Written instruction:
Gather every line in the records below that contains the word "this".

Extracted records:
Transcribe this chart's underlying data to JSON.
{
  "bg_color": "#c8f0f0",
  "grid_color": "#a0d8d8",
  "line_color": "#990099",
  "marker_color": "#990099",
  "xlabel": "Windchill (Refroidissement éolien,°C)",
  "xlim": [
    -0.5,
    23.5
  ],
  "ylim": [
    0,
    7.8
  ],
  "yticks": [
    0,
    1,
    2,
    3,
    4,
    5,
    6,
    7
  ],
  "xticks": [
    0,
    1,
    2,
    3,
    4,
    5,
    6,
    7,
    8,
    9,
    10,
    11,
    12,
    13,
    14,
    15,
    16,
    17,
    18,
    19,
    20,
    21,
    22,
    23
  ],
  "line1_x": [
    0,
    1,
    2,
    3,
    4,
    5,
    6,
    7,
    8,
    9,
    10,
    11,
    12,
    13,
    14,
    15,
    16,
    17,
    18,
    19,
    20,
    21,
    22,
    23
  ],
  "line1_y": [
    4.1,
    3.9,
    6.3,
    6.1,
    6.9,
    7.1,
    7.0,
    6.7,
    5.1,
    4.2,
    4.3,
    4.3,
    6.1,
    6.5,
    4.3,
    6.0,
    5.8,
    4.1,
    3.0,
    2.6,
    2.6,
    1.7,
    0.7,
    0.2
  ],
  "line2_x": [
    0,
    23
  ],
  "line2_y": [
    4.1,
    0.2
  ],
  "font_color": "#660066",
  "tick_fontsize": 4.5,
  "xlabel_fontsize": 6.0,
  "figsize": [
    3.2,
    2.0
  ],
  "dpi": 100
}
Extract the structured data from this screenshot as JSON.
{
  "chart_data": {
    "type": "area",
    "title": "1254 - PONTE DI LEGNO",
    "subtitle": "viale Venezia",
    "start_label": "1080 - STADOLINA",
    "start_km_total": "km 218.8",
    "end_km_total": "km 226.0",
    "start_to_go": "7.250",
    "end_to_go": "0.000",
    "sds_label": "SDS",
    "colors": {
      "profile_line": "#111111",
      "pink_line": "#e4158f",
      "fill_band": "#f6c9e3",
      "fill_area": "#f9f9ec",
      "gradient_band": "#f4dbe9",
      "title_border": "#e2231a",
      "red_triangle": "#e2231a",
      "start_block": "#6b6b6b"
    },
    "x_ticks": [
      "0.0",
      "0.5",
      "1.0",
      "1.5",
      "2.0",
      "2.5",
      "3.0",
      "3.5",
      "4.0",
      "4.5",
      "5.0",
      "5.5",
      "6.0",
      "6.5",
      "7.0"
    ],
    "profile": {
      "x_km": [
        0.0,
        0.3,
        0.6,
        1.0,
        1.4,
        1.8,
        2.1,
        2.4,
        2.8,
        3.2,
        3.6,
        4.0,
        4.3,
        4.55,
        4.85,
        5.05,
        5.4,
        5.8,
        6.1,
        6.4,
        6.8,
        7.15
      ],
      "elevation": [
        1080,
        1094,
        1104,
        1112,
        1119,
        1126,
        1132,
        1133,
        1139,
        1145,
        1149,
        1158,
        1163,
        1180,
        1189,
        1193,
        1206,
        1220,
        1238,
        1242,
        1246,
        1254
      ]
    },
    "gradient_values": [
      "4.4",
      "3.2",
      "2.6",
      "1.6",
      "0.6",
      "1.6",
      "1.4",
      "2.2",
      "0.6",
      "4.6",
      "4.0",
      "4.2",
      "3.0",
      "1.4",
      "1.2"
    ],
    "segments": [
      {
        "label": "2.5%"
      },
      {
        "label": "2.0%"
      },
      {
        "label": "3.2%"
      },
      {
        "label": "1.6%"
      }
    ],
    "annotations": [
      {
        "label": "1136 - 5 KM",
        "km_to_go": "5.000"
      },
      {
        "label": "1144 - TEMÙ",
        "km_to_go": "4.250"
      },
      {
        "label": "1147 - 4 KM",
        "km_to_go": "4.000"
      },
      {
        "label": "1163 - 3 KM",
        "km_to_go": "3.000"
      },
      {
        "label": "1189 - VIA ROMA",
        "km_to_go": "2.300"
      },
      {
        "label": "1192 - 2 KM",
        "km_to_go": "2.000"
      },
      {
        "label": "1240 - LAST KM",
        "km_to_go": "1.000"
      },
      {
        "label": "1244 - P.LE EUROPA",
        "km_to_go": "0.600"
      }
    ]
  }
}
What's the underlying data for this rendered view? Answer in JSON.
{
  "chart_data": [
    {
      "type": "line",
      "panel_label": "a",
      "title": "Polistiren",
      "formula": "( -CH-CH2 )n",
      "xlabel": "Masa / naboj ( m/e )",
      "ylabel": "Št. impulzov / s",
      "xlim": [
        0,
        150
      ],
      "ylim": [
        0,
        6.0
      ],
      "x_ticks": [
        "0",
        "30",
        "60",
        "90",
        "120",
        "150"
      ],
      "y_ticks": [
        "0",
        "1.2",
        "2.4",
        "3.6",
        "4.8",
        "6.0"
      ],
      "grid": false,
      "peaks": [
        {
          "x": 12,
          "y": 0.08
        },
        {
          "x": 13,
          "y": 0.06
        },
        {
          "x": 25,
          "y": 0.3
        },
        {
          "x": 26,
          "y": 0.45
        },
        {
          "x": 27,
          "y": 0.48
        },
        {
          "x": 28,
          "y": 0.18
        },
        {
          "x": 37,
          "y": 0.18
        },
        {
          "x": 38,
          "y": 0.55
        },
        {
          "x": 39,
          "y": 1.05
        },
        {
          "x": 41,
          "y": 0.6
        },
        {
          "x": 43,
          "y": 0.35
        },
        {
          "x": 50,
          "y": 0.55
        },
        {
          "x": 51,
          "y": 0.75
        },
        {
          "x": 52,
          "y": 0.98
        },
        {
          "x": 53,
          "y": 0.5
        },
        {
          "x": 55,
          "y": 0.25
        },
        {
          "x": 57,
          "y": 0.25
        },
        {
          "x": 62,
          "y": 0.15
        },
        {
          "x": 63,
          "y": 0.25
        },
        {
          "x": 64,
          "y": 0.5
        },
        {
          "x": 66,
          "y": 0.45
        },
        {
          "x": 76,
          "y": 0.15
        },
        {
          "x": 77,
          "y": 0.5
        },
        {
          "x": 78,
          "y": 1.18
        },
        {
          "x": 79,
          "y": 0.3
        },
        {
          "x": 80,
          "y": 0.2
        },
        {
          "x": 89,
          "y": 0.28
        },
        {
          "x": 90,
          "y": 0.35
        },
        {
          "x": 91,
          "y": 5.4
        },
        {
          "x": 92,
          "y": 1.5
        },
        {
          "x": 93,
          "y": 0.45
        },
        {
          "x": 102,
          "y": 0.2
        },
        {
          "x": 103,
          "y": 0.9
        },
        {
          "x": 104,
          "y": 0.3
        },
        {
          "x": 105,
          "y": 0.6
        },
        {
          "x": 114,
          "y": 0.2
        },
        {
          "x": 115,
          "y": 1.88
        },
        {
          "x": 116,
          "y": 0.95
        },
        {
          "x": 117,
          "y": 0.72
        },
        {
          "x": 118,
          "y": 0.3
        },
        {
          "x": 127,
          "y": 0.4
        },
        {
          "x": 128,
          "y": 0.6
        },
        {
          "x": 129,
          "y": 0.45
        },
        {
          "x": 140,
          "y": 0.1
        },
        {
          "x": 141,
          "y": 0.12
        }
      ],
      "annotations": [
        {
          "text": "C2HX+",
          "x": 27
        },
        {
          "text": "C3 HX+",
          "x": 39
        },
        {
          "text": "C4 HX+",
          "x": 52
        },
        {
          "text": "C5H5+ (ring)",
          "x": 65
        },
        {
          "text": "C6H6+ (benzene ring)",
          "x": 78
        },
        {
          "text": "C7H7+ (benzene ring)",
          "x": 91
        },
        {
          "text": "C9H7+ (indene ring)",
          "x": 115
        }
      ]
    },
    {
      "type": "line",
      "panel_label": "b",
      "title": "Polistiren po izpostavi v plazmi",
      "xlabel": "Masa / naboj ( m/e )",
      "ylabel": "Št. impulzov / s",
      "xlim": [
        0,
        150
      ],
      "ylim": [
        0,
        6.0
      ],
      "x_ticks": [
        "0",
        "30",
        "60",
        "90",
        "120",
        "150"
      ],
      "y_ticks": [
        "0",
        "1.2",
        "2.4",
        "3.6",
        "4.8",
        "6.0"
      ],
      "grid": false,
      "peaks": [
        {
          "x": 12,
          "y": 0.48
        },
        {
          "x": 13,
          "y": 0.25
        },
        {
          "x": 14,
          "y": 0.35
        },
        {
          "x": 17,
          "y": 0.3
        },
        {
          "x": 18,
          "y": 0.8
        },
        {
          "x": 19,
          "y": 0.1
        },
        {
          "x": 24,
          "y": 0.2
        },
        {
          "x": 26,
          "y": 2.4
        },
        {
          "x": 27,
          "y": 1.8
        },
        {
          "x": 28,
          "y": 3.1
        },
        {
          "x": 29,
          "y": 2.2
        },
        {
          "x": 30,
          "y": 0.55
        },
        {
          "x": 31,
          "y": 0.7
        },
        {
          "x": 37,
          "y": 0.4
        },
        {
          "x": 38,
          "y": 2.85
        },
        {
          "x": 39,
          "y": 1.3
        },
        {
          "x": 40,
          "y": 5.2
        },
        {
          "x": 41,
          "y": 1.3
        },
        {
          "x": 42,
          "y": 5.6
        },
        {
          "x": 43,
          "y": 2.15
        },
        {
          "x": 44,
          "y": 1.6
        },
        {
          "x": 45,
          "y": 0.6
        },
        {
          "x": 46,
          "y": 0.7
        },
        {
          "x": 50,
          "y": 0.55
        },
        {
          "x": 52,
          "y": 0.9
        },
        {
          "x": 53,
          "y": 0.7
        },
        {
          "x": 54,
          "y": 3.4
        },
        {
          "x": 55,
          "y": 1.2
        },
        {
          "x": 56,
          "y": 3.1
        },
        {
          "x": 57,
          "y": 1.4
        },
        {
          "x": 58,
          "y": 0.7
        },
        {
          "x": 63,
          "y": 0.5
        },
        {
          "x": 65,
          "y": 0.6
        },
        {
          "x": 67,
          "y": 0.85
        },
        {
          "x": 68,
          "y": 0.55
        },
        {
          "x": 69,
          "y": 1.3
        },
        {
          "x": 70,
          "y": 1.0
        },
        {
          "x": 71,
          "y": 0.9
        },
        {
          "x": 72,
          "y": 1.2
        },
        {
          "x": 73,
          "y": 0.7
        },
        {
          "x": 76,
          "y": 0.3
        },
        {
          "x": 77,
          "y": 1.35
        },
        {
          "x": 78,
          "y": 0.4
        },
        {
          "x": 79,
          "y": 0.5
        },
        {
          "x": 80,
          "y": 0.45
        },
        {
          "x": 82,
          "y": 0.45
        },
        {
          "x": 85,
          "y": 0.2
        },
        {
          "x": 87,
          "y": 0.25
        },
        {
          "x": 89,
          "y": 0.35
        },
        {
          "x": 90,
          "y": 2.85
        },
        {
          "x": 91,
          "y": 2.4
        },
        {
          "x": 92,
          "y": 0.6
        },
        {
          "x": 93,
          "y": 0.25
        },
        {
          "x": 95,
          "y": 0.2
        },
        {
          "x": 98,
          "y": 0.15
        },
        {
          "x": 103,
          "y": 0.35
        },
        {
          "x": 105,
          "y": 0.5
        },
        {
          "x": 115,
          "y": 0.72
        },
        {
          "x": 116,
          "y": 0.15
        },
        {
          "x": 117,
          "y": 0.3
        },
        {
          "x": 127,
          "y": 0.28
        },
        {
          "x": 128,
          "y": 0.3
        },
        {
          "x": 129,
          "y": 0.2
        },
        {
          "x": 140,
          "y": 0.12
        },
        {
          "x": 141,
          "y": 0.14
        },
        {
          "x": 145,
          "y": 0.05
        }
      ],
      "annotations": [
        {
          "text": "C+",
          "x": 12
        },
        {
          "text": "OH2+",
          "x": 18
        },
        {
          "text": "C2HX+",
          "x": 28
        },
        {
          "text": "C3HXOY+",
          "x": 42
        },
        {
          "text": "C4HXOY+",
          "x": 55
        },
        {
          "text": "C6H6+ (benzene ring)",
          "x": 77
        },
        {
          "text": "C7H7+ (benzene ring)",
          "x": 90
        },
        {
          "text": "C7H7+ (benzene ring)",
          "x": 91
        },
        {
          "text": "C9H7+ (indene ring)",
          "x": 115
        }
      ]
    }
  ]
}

Answer below:
Transcribe this chart's underlying data to JSON.
Extract the structured data from this screenshot as JSON.
What's the underlying data for this rendered view? Answer in JSON.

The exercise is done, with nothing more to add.